### AIM
Transcribe every record that appears below, exactly and in full.

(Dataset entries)
● ● ● ● ●
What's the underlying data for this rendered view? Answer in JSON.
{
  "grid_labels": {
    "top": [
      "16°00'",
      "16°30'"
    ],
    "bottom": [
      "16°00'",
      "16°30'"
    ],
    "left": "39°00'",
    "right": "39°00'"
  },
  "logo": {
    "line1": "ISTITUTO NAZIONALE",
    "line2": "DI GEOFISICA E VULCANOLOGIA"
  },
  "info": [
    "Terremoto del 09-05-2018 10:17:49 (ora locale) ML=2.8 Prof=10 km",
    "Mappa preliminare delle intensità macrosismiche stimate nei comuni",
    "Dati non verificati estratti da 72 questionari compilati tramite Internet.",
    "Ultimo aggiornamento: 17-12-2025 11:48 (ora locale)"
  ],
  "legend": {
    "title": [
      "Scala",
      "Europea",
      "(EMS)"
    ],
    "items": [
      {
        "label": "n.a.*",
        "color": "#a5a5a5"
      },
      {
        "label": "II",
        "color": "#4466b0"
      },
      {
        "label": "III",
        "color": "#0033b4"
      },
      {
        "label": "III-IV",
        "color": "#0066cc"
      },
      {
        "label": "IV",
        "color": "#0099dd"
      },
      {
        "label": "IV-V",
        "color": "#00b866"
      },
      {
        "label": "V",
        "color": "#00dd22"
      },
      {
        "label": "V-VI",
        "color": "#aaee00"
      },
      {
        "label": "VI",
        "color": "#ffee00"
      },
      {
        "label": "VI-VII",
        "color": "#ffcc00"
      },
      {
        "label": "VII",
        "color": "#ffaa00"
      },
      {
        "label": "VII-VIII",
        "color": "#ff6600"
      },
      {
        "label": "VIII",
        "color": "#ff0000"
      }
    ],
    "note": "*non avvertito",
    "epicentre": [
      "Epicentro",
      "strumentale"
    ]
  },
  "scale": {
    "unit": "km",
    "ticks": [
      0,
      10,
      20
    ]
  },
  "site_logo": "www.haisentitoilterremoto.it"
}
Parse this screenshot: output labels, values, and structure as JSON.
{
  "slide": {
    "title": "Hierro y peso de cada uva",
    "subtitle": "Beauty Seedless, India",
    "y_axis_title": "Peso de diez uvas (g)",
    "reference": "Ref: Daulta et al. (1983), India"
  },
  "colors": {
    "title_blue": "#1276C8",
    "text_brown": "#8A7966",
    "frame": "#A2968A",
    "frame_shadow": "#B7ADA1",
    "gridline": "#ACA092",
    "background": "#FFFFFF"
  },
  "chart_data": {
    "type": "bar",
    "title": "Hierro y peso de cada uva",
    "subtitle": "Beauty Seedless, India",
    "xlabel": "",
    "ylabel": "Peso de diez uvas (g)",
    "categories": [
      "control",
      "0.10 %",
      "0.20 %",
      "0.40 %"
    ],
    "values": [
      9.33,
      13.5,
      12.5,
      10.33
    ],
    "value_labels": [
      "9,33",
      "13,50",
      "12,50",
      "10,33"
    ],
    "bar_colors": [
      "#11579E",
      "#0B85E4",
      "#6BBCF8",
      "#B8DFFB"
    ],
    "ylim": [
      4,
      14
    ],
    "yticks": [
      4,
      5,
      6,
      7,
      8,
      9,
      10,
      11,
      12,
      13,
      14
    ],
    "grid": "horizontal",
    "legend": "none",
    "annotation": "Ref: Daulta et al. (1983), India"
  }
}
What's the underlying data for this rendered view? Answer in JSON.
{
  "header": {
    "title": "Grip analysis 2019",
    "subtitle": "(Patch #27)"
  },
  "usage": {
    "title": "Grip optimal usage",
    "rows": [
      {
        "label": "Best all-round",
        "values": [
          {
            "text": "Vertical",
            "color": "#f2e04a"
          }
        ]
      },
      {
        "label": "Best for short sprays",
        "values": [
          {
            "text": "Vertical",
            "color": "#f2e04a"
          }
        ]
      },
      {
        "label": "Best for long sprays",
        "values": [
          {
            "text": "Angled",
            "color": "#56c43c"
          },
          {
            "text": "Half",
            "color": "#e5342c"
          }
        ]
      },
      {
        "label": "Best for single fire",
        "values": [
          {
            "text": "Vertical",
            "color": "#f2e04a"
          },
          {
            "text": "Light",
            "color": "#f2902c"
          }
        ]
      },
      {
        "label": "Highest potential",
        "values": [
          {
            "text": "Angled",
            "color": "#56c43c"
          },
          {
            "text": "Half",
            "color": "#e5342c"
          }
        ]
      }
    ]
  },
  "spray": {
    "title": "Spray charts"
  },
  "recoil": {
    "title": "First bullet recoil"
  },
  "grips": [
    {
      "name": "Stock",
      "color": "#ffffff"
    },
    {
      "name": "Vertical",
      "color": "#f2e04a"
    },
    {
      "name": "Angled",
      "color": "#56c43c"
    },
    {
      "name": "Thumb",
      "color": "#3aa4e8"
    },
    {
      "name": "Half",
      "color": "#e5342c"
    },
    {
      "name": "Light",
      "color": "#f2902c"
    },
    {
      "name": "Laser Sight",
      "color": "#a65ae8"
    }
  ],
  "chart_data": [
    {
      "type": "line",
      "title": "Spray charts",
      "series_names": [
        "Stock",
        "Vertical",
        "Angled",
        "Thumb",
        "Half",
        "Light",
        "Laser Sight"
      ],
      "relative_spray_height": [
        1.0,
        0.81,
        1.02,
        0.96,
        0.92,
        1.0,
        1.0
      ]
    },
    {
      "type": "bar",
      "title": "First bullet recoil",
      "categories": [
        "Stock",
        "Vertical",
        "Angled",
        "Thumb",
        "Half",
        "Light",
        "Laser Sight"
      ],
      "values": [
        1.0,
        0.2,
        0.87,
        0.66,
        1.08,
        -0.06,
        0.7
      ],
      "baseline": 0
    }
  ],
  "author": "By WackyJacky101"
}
● ● ● ● ●
### OUTPUT OF THE TASK
What's the underlying data for this rendered view? Answer in JSON.
{
  "grid_labels": {
    "top": [
      "16°00'",
      "16°30'"
    ],
    "bottom": [
      "16°00'",
      "16°30'"
    ],
    "left": "39°00'",
    "right": "39°00'"
  },
  "logo": {
    "line1": "ISTITUTO NAZIONALE",
    "line2": "DI GEOFISICA E VULCANOLOGIA"
  },
  "info": [
    "Terremoto del 09-05-2018 10:17:49 (ora locale) ML=2.8 Prof=10 km",
    "Mappa preliminare delle intensità macrosismiche stimate nei comuni",
    "Dati non verificati estratti da 72 questionari compilati tramite Internet.",
    "Ultimo aggiornamento: 17-12-2025 11:48 (ora locale)"
  ],
  "legend": {
    "title": [
      "Scala",
      "Europea",
      "(EMS)"
    ],
    "items": [
      {
        "label": "n.a.*",
        "color": "#a5a5a5"
      },
      {
        "label": "II",
        "color": "#4466b0"
      },
      {
        "label": "III",
        "color": "#0033b4"
      },
      {
        "label": "III-IV",
        "color": "#0066cc"
      },
      {
        "label": "IV",
        "color": "#0099dd"
      },
      {
        "label": "IV-V",
        "color": "#00b866"
      },
      {
        "label": "V",
        "color": "#00dd22"
      },
      {
        "label": "V-VI",
        "color": "#aaee00"
      },
      {
        "label": "VI",
        "color": "#ffee00"
      },
      {
        "label": "VI-VII",
        "color": "#ffcc00"
      },
      {
        "label": "VII",
        "color": "#ffaa00"
      },
      {
        "label": "VII-VIII",
        "color": "#ff6600"
      },
      {
        "label": "VIII",
        "color": "#ff0000"
      }
    ],
    "note": "*non avvertito",
    "epicentre": [
      "Epicentro",
      "strumentale"
    ]
  },
  "scale": {
    "unit": "km",
    "ticks": [
      0,
      10,
      20
    ]
  },
  "site_logo": "www.haisentitoilterremoto.it"
}
Parse this screenshot: output labels, values, and structure as JSON.
{
  "slide": {
    "title": "Hierro y peso de cada uva",
    "subtitle": "Beauty Seedless, India",
    "y_axis_title": "Peso de diez uvas (g)",
    "reference": "Ref: Daulta et al. (1983), India"
  },
  "colors": {
    "title_blue": "#1276C8",
    "text_brown": "#8A7966",
    "frame": "#A2968A",
    "frame_shadow": "#B7ADA1",
    "gridline": "#ACA092",
    "background": "#FFFFFF"
  },
  "chart_data": {
    "type": "bar",
    "title": "Hierro y peso de cada uva",
    "subtitle": "Beauty Seedless, India",
    "xlabel": "",
    "ylabel": "Peso de diez uvas (g)",
    "categories": [
      "control",
      "0.10 %",
      "0.20 %",
      "0.40 %"
    ],
    "values": [
      9.33,
      13.5,
      12.5,
      10.33
    ],
    "value_labels": [
      "9,33",
      "13,50",
      "12,50",
      "10,33"
    ],
    "bar_colors": [
      "#11579E",
      "#0B85E4",
      "#6BBCF8",
      "#B8DFFB"
    ],
    "ylim": [
      4,
      14
    ],
    "yticks": [
      4,
      5,
      6,
      7,
      8,
      9,
      10,
      11,
      12,
      13,
      14
    ],
    "grid": "horizontal",
    "legend": "none",
    "annotation": "Ref: Daulta et al. (1983), India"
  }
}
What's the underlying data for this rendered view? Answer in JSON.
{
  "header": {
    "title": "Grip analysis 2019",
    "subtitle": "(Patch #27)"
  },
  "usage": {
    "title": "Grip optimal usage",
    "rows": [
      {
        "label": "Best all-round",
        "values": [
          {
            "text": "Vertical",
            "color": "#f2e04a"
          }
        ]
      },
      {
        "label": "Best for short sprays",
        "values": [
          {
            "text": "Vertical",
            "color": "#f2e04a"
          }
        ]
      },
      {
        "label": "Best for long sprays",
        "values": [
          {
            "text": "Angled",
            "color": "#56c43c"
          },
          {
            "text": "Half",
            "color": "#e5342c"
          }
        ]
      },
      {
        "label": "Best for single fire",
        "values": [
          {
            "text": "Vertical",
            "color": "#f2e04a"
          },
          {
            "text": "Light",
            "color": "#f2902c"
          }
        ]
      },
      {
        "label": "Highest potential",
        "values": [
          {
            "text": "Angled",
            "color": "#56c43c"
          },
          {
            "text": "Half",
            "color": "#e5342c"
          }
        ]
      }
    ]
  },
  "spray": {
    "title": "Spray charts"
  },
  "recoil": {
    "title": "First bullet recoil"
  },
  "grips": [
    {
      "name": "Stock",
      "color": "#ffffff"
    },
    {
      "name": "Vertical",
      "color": "#f2e04a"
    },
    {
      "name": "Angled",
      "color": "#56c43c"
    },
    {
      "name": "Thumb",
      "color": "#3aa4e8"
    },
    {
      "name": "Half",
      "color": "#e5342c"
    },
    {
      "name": "Light",
      "color": "#f2902c"
    },
    {
      "name": "Laser Sight",
      "color": "#a65ae8"
    }
  ],
  "chart_data": [
    {
      "type": "line",
      "title": "Spray charts",
      "series_names": [
        "Stock",
        "Vertical",
        "Angled",
        "Thumb",
        "Half",
        "Light",
        "Laser Sight"
      ],
      "relative_spray_height": [
        1.0,
        0.81,
        1.02,
        0.96,
        0.92,
        1.0,
        1.0
      ]
    },
    {
      "type": "bar",
      "title": "First bullet recoil",
      "categories": [
        "Stock",
        "Vertical",
        "Angled",
        "Thumb",
        "Half",
        "Light",
        "Laser Sight"
      ],
      "values": [
        1.0,
        0.2,
        0.87,
        0.66,
        1.08,
        -0.06,
        0.7
      ],
      "baseline": 0
    }
  ],
  "author": "By WackyJacky101"
}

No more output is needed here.